[Excerpts from a layout annotation set]
Start

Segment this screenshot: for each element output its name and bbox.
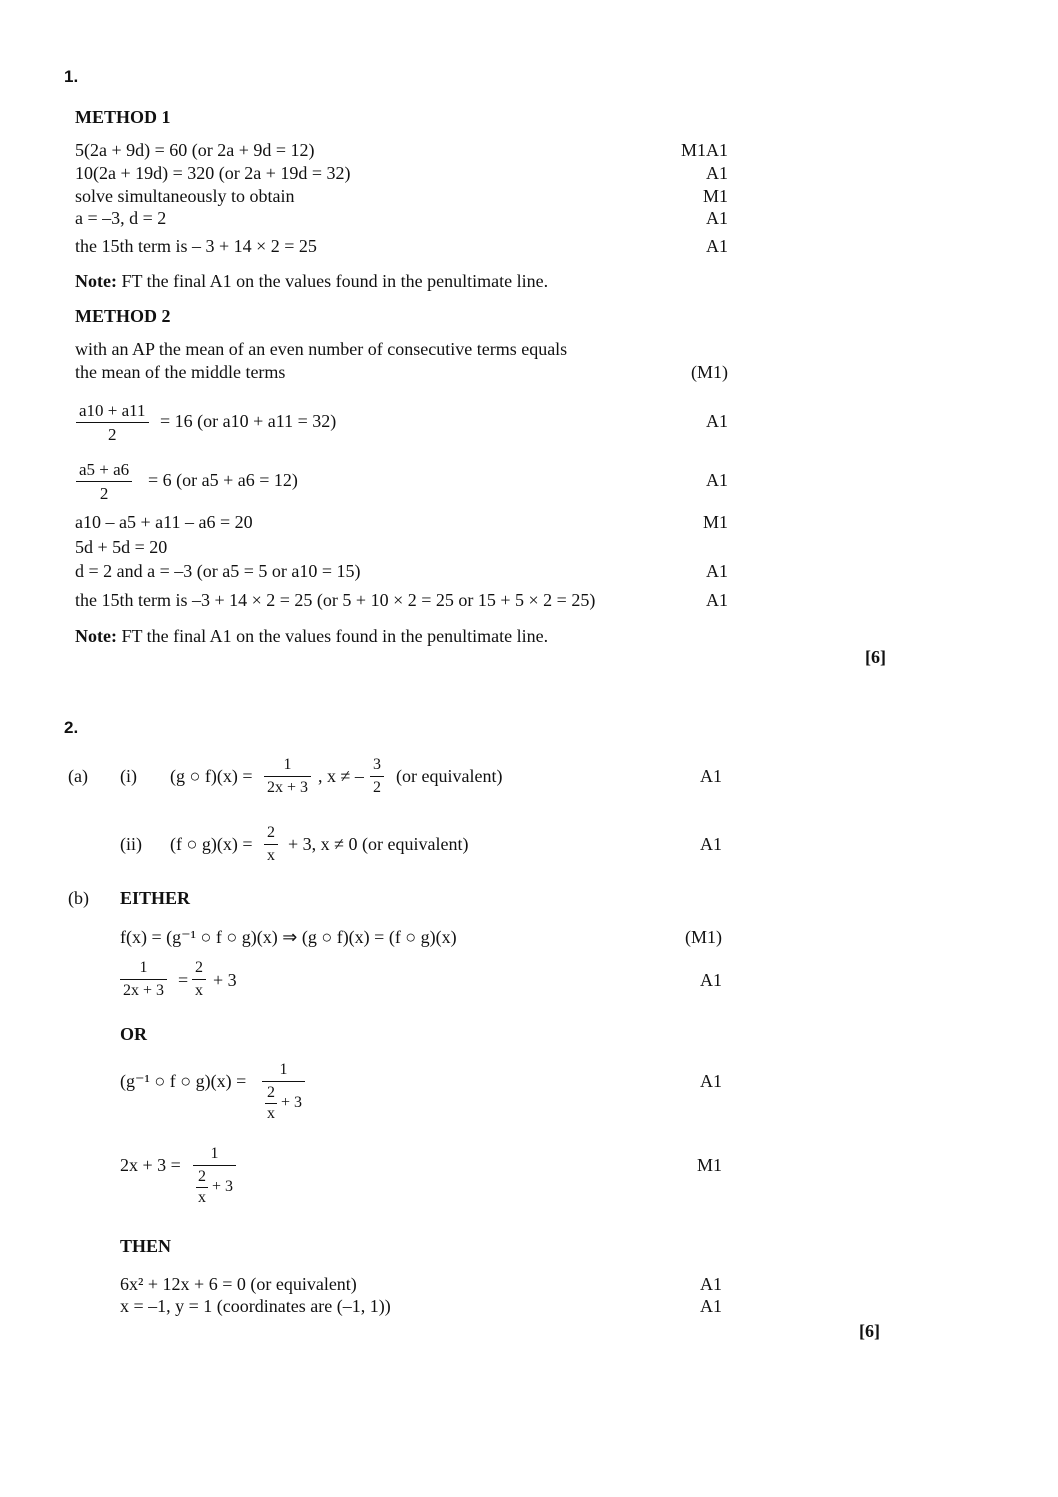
m1-line-5: the 15th term is – 3 + 14 × 2 = 25 — [75, 236, 317, 256]
part-a-ii-tail: + 3, x ≠ 0 (or equivalent) — [288, 834, 469, 854]
m2-mark-8: A1 — [706, 590, 728, 610]
part-b-eq2-mark: A1 — [700, 1071, 722, 1091]
part-a-ii-lhs: (f ○ g)(x) = — [170, 834, 253, 854]
part-b-eq2-den-den: x — [267, 1105, 275, 1122]
part-a-i-lhs: (g ○ f)(x) = — [170, 766, 253, 786]
m2-note-label: Note: — [75, 626, 117, 646]
then-line-2-mark: A1 — [700, 1296, 722, 1316]
part-b-line-1: f(x) = (g⁻¹ ○ f ○ g)(x) ⇒ (g ○ f)(x) = (f ○ g)(x) — [120, 927, 457, 947]
m2-line-2: the mean of the middle terms — [75, 362, 286, 382]
m2-note — [75, 627, 548, 645]
m2-frac-1-rest: = 16 (or a10 + a11 = 32) — [160, 411, 337, 431]
method-2-heading: METHOD 2 — [75, 306, 171, 326]
m1-note — [75, 272, 548, 290]
question-1-number: 1. — [64, 67, 79, 86]
m1-mark-2: A1 — [706, 163, 728, 183]
part-b-eq1-num: 1 — [120, 960, 167, 980]
then-heading: THEN — [120, 1236, 172, 1256]
part-a-ii-frac-den: x — [267, 847, 275, 864]
m1-mark-5: A1 — [706, 236, 728, 256]
part-b-eq1-lfrac — [120, 960, 167, 999]
part-b-eq1-den: 2x + 3 — [123, 982, 165, 999]
m2-line-5: a10 – a5 + a11 – a6 = 20 — [75, 512, 253, 532]
m2-line-7: d = 2 and a = –3 (or a5 = 5 or a10 = 15) — [75, 561, 361, 581]
part-b-eq1-rfrac — [192, 960, 206, 999]
part-b-eq2-den-frac — [265, 1085, 277, 1122]
m2-frac-2-rest: = 6 (or a5 + a6 = 12) — [148, 470, 298, 490]
m1-mark-3: M1 — [702, 186, 728, 206]
then-line-1-mark: A1 — [700, 1274, 722, 1294]
part-b-eq2-lhs: (g⁻¹ ○ f ○ g)(x) = — [120, 1071, 247, 1091]
part-a-i-cond: , x ≠ – — [318, 766, 364, 786]
q2-total: [6] — [859, 1321, 880, 1341]
m2-mark-3: A1 — [706, 411, 728, 431]
m2-mark-4: A1 — [706, 470, 728, 490]
part-a-i-tail: (or equivalent) — [396, 766, 503, 786]
q1-total: [6] — [865, 647, 886, 667]
m1-mark-4: A1 — [706, 208, 728, 228]
part-a-i-mark: A1 — [700, 766, 722, 786]
m2-frac-2-den: 2 — [99, 484, 109, 503]
m1-line-2: 10(2a + 19d) = 320 (or 2a + 19d = 32) — [75, 163, 351, 183]
part-a-i-frac-num: 1 — [264, 757, 311, 777]
m2-mark-7: A1 — [706, 561, 728, 581]
part-b-eq1-rnum: 2 — [192, 960, 206, 980]
m2-frac-1-den: 2 — [108, 425, 117, 444]
then-line-2: x = –1, y = 1 (coordinates are (–1, 1)) — [120, 1296, 391, 1316]
part-b-eq3-mark: M1 — [696, 1155, 722, 1175]
part-b-eq3-den-den: x — [198, 1189, 206, 1206]
part-b-eq3-den-num: 2 — [196, 1169, 208, 1188]
part-b-eq1-tail: + 3 — [213, 970, 237, 990]
part-a-i-frac — [264, 757, 311, 796]
m2-line-8: the 15th term is –3 + 14 × 2 = 25 (or 5 + 10 × 2 = 25 or 15 + 5 × 2 = 25) — [75, 590, 596, 610]
part-b-eq2-den-tail: + 3 — [281, 1094, 303, 1112]
part-b-eq3-frac — [193, 1146, 236, 1206]
part-a-label: (a) — [68, 766, 88, 786]
part-a-i-cond-frac — [370, 757, 384, 796]
either-heading: EITHER — [120, 888, 191, 908]
method-1-heading: METHOD 1 — [75, 107, 171, 127]
part-b-eq2-den — [262, 1082, 305, 1122]
question-2-number: 2. — [64, 718, 79, 737]
part-b-line-1-mark: (M1) — [685, 927, 722, 947]
m2-line-1: with an AP the mean of an even number of consecutive terms equals — [75, 339, 568, 359]
or-heading: OR — [120, 1024, 147, 1044]
part-b-eq3-den-tail: + 3 — [212, 1178, 234, 1196]
part-a-i-label: (i) — [120, 766, 137, 786]
m2-frac-1 — [76, 402, 149, 443]
part-b-eq1-eq: = — [178, 970, 189, 990]
part-b-eq3-num: 1 — [193, 1146, 236, 1166]
m2-mark-2: (M1) — [691, 362, 728, 382]
part-b-eq2-frac — [262, 1062, 305, 1122]
m1-note-label: Note: — [75, 271, 117, 291]
part-a-i-frac-den: 2x + 3 — [267, 779, 309, 796]
part-b-eq3-den — [193, 1166, 236, 1206]
m1-line-4: a = –3, d = 2 — [75, 208, 167, 228]
part-b-eq2-num: 1 — [262, 1062, 305, 1082]
m2-note-text: FT the final A1 on the values found in the penultimate line. — [121, 626, 549, 646]
part-b-eq3-den-frac — [196, 1169, 208, 1206]
m2-frac-2-num: a5 + a6 — [76, 461, 132, 482]
part-b-eq2-den-num: 2 — [265, 1085, 277, 1104]
m2-line-6: 5d + 5d = 20 — [75, 537, 168, 557]
part-a-ii-mark: A1 — [700, 834, 722, 854]
m1-line-3: solve simultaneously to obtain — [75, 186, 295, 206]
part-b-eq1-mark: A1 — [700, 970, 722, 990]
part-a-ii-frac — [264, 825, 278, 864]
part-a-ii-label: (ii) — [120, 834, 142, 854]
m2-frac-1-num: a10 + a11 — [76, 402, 149, 423]
part-a-i-cond-frac-den: 2 — [373, 779, 381, 796]
part-b-eq3-lhs: 2x + 3 = — [120, 1155, 181, 1175]
m1-line-1: 5(2a + 9d) = 60 (or 2a + 9d = 12) — [75, 140, 315, 160]
m2-mark-5: M1 — [702, 512, 728, 532]
part-b-eq1-rden: x — [195, 982, 203, 999]
part-a-ii-frac-num: 2 — [264, 825, 278, 845]
part-b-label: (b) — [68, 888, 89, 908]
m1-mark-1: M1A1 — [680, 140, 728, 160]
part-a-i-cond-frac-num: 3 — [370, 757, 384, 777]
then-line-1: 6x² + 12x + 6 = 0 (or equivalent) — [120, 1274, 357, 1294]
m1-note-text: FT the final A1 on the values found in the penultimate line. — [121, 271, 549, 291]
m2-frac-2 — [76, 461, 132, 502]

End

▶ **Written problem**
Format every line of the records above as a Markdown table with two columns, Row (a running number) and Entry (the line itself). Skip blank lines and leave the pictures out.

▶ **Answer to the problem**
| Row | Entry |
|---|---|
| 1 | Segment this screenshot: for each element output its name and bbox. |
| 2 | m1-line-5: the 15th term is – 3 + 14 × 2 = 25 — [75, 236, 317, 256] |
| 3 | part-a-ii-tail: + 3, x ≠ 0 (or equivalent) — [288, 834, 469, 854] |
| 4 | m2-mark-8: A1 — [706, 590, 728, 610] |
| 5 | part-b-eq2-mark: A1 — [700, 1071, 722, 1091] |
| 6 | part-a-ii-lhs: (f ○ g)(x) = — [170, 834, 253, 854] |
| 7 | part-b-eq2-den-den: x — [267, 1105, 275, 1122] |
| 8 | part-a-i-lhs: (g ○ f)(x) = — [170, 766, 253, 786] |
| 9 | m2-note-label: Note: — [75, 626, 117, 646] |
| 10 | then-line-2-mark: A1 — [700, 1296, 722, 1316] |
| 11 | part-b-line-1: f(x) = (g⁻¹ ○ f ○ g)(x) ⇒ (g ○ f)(x) = (f ○ g)(x) — [120, 927, 457, 947] |
| 12 | m2-line-2: the mean of the middle terms — [75, 362, 286, 382] |
| 13 | m2-note — [75, 627, 548, 645] |
| 14 | m2-frac-1-rest: = 16 (or a10 + a11 = 32) — [160, 411, 337, 431] |
| 15 | method-2-heading: METHOD 2 — [75, 306, 171, 326] |
| 16 | m1-note — [75, 272, 548, 290] |
| 17 | question-1-number: 1. — [64, 67, 79, 86] |
| 18 | m1-mark-2: A1 — [706, 163, 728, 183] |
| 19 | part-b-eq1-num: 1 — [120, 960, 167, 980] |
| 20 | then-heading: THEN — [120, 1236, 172, 1256] |
| 21 | part-a-ii-frac-den: x — [267, 847, 275, 864] |
| 22 | m1-mark-5: A1 — [706, 236, 728, 256] |
| 23 | part-b-eq1-lfrac — [120, 960, 167, 999] |
| 24 | part-b-eq1-den: 2x + 3 — [123, 982, 165, 999] |
| 25 | m2-line-5: a10 – a5 + a11 – a6 = 20 — [75, 512, 253, 532] |
| 26 | m2-line-7: d = 2 and a = –3 (or a5 = 5 or a10 = 15) — [75, 561, 361, 581] |
| 27 | part-b-eq1-rfrac — [192, 960, 206, 999] |
| 28 | part-b-eq2-den-frac — [265, 1085, 277, 1122] |
| 29 | m2-frac-2-rest: = 6 (or a5 + a6 = 12) — [148, 470, 298, 490] |
| 30 | m1-mark-3: M1 — [702, 186, 728, 206] |
| 31 | then-line-1-mark: A1 — [700, 1274, 722, 1294] |
| 32 | part-b-eq2-lhs: (g⁻¹ ○ f ○ g)(x) = — [120, 1071, 247, 1091] |
| 33 | part-a-i-cond: , x ≠ – — [318, 766, 364, 786] |
| 34 | q2-total: [6] — [859, 1321, 880, 1341] |
| 35 | m2-mark-3: A1 — [706, 411, 728, 431] |
| 36 | m2-mark-4: A1 — [706, 470, 728, 490] |
| 37 | part-a-i-tail: (or equivalent) — [396, 766, 503, 786] |
| 38 | q1-total: [6] — [865, 647, 886, 667] |
| 39 | m1-mark-4: A1 — [706, 208, 728, 228] |
| 40 | part-a-i-mark: A1 — [700, 766, 722, 786] |
| 41 | m2-frac-2-den: 2 — [99, 484, 109, 503] |
| 42 | m1-line-2: 10(2a + 19d) = 320 (or 2a + 19d = 32) — [75, 163, 351, 183] |
| 43 | part-a-i-frac-num: 1 — [264, 757, 311, 777] |
| 44 | m2-mark-7: A1 — [706, 561, 728, 581] |
| 45 | part-b-eq1-rnum: 2 — [192, 960, 206, 980] |
| 46 | m2-frac-1-den: 2 — [108, 425, 117, 444] |
| 47 | then-line-2: x = –1, y = 1 (coordinates are (–1, 1)) — [120, 1296, 391, 1316] |
| 48 | part-b-eq3-mark: M1 — [696, 1155, 722, 1175] |
| 49 | part-b-eq3-den-den: x — [198, 1189, 206, 1206] |
| 50 | part-b-eq3-den-num: 2 — [196, 1169, 208, 1188] |
| 51 | part-b-eq1-tail: + 3 — [213, 970, 237, 990] |
| 52 | part-a-i-frac — [264, 757, 311, 796] |
| 53 | m2-line-8: the 15th term is –3 + 14 × 2 = 25 (or 5 + 10 × 2 = 25 or 15 + 5 × 2 = 25) — [75, 590, 596, 610] |
| 54 | part-b-eq2-den-tail: + 3 — [281, 1094, 303, 1112] |
| 55 | part-b-eq3-frac — [193, 1146, 236, 1206] |
| 56 | part-a-label: (a) — [68, 766, 88, 786] |
| 57 | part-a-i-cond-frac — [370, 757, 384, 796] |
| 58 | either-heading: EITHER — [120, 888, 191, 908] |
| 59 | method-1-heading: METHOD 1 — [75, 107, 171, 127] |
| 60 | part-b-eq2-den — [262, 1082, 305, 1122] |
| 61 | question-2-number: 2. — [64, 718, 79, 737] |
| 62 | part-b-line-1-mark: (M1) — [685, 927, 722, 947] |
| 63 | m2-line-1: with an AP the mean of an even number of consecutive terms equals — [75, 339, 568, 359] |
| 64 | or-heading: OR — [120, 1024, 147, 1044] |
| 65 | part-b-eq3-den-tail: + 3 — [212, 1178, 234, 1196] |
| 66 | part-a-i-label: (i) — [120, 766, 137, 786] |
| 67 | m2-frac-1 — [76, 402, 149, 443] |
| 68 | part-b-eq1-eq: = — [178, 970, 189, 990] |
| 69 | part-b-eq3-num: 1 — [193, 1146, 236, 1166] |
| 70 | m2-mark-2: (M1) — [691, 362, 728, 382] |
| 71 | part-b-eq2-frac — [262, 1062, 305, 1122] |
| 72 | m1-note-label: Note: — [75, 271, 117, 291] |
| 73 | part-a-i-frac-den: 2x + 3 — [267, 779, 309, 796] |
| 74 | part-b-eq3-den — [193, 1166, 236, 1206] |
| 75 | m1-line-4: a = –3, d = 2 — [75, 208, 167, 228] |
| 76 | part-b-eq2-num: 1 — [262, 1062, 305, 1082] |
| 77 | m2-note-text: FT the final A1 on the values found in the penultimate line. — [121, 626, 549, 646] |
| 78 | part-b-eq3-den-frac — [196, 1169, 208, 1206] |
| 79 | m2-frac-2-num: a5 + a6 — [76, 461, 132, 482] |
| 80 | part-b-eq2-den-num: 2 — [265, 1085, 277, 1104] |
| 81 | m2-line-6: 5d + 5d = 20 — [75, 537, 168, 557] |
| 82 | part-a-ii-mark: A1 — [700, 834, 722, 854] |
| 83 | m1-line-3: solve simultaneously to obtain — [75, 186, 295, 206] |
| 84 | part-b-eq1-mark: A1 — [700, 970, 722, 990] |
| 85 | part-a-ii-frac — [264, 825, 278, 864] |
| 86 | part-a-ii-label: (ii) — [120, 834, 142, 854] |
| 87 | m2-frac-1-num: a10 + a11 — [76, 402, 149, 423] |
| 88 | part-a-i-cond-frac-den: 2 — [373, 779, 381, 796] |
| 89 | part-b-eq3-lhs: 2x + 3 = — [120, 1155, 181, 1175] |
| 90 | m1-line-1: 5(2a + 9d) = 60 (or 2a + 9d = 12) — [75, 140, 315, 160] |
| 91 | m2-mark-5: M1 — [702, 512, 728, 532] |
| 92 | part-b-eq1-rden: x — [195, 982, 203, 999] |
| 93 | part-a-ii-frac-num: 2 — [264, 825, 278, 845] |
| 94 | part-b-label: (b) — [68, 888, 89, 908] |
| 95 | m1-mark-1: M1A1 — [680, 140, 728, 160] |
| 96 | part-a-i-cond-frac-num: 3 — [370, 757, 384, 777] |
| 97 | then-line-1: 6x² + 12x + 6 = 0 (or equivalent) — [120, 1274, 357, 1294] |
| 98 | m1-note-text: FT the final A1 on the values found in the penultimate line. — [121, 271, 549, 291] |
| 99 | m2-frac-2 — [76, 461, 132, 502] |